**Requirement**: Return each line containing "身だしなみや挨拶".

**Collected data entries**:
::::::::::

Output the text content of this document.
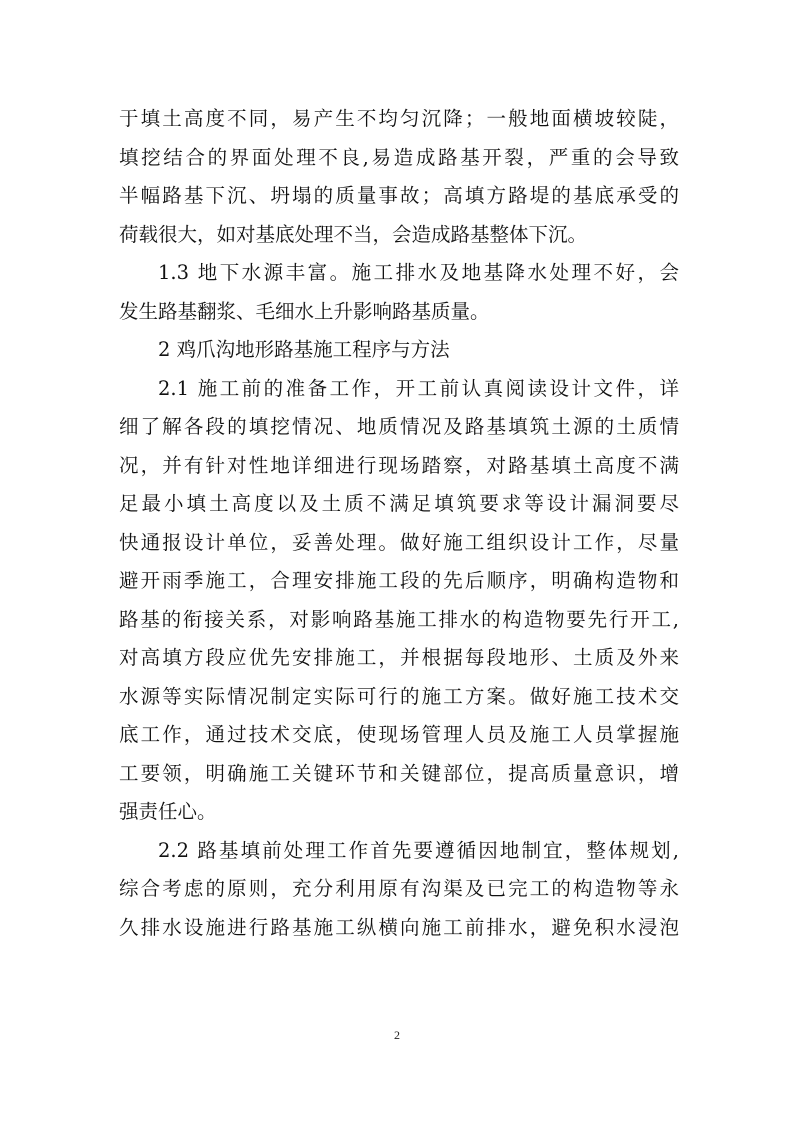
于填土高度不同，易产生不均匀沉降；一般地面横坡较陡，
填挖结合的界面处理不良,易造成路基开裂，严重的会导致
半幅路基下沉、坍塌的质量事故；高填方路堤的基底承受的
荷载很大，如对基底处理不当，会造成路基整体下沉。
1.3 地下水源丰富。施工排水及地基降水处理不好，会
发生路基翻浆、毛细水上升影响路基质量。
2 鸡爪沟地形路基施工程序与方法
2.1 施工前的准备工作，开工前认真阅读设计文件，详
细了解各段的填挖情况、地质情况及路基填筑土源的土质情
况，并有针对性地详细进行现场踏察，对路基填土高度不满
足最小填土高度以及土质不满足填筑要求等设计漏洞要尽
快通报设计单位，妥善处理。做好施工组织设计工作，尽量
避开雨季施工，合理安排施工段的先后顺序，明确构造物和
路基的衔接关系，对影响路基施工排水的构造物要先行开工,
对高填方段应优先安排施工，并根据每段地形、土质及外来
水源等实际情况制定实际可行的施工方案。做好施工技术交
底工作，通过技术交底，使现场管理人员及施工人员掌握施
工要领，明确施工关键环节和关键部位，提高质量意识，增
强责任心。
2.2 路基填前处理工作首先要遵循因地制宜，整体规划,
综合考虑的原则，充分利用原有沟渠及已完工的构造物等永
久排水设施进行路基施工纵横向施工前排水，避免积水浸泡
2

::::::::::

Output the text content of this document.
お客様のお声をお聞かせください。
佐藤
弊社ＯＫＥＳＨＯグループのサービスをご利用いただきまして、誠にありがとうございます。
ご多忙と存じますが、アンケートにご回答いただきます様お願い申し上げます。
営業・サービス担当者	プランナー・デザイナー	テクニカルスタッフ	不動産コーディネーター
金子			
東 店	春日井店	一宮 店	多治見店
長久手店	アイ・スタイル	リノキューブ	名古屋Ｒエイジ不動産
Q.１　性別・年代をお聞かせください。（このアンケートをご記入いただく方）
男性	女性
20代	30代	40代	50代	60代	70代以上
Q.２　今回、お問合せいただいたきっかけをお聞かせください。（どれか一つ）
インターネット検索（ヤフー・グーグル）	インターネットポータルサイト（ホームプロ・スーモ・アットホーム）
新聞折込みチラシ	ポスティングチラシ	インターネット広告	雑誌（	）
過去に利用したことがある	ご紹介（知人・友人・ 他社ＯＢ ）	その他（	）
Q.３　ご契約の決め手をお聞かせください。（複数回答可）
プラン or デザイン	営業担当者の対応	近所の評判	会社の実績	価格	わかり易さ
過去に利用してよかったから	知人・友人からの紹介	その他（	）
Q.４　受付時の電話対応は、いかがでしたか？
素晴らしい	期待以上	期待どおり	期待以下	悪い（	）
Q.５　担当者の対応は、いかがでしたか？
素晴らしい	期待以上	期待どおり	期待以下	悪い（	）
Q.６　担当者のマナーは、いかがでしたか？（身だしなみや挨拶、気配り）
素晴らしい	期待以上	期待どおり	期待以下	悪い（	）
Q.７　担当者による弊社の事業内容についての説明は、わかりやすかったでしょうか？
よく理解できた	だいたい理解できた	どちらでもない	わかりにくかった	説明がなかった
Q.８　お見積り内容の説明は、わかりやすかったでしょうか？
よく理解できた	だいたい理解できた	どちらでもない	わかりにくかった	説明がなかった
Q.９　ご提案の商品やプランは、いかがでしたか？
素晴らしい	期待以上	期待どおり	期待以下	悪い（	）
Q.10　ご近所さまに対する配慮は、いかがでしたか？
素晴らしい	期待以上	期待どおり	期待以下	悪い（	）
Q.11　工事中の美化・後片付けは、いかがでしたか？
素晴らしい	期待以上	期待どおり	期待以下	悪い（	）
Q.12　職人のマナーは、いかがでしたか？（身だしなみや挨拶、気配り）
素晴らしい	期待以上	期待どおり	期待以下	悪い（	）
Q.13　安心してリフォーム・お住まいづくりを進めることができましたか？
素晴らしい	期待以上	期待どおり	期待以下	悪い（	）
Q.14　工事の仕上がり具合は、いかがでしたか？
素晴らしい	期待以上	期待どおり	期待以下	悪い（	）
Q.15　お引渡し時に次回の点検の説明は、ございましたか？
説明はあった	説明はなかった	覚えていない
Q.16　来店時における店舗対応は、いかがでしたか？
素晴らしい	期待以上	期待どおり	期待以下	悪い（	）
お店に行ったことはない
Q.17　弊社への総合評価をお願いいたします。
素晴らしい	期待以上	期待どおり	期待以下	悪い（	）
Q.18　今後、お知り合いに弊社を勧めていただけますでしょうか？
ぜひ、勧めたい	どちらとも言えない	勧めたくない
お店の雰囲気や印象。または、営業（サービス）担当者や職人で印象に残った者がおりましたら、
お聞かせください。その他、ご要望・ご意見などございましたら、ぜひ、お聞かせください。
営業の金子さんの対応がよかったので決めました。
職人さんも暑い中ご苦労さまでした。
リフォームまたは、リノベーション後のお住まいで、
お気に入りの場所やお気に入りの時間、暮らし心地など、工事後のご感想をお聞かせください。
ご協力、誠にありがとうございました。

::::::::::

**Written answer**:
Q.６　担当者のマナーは、いかがでしたか？（身だしなみや挨拶、気配り）
Q.12　職人のマナーは、いかがでしたか？（身だしなみや挨拶、気配り）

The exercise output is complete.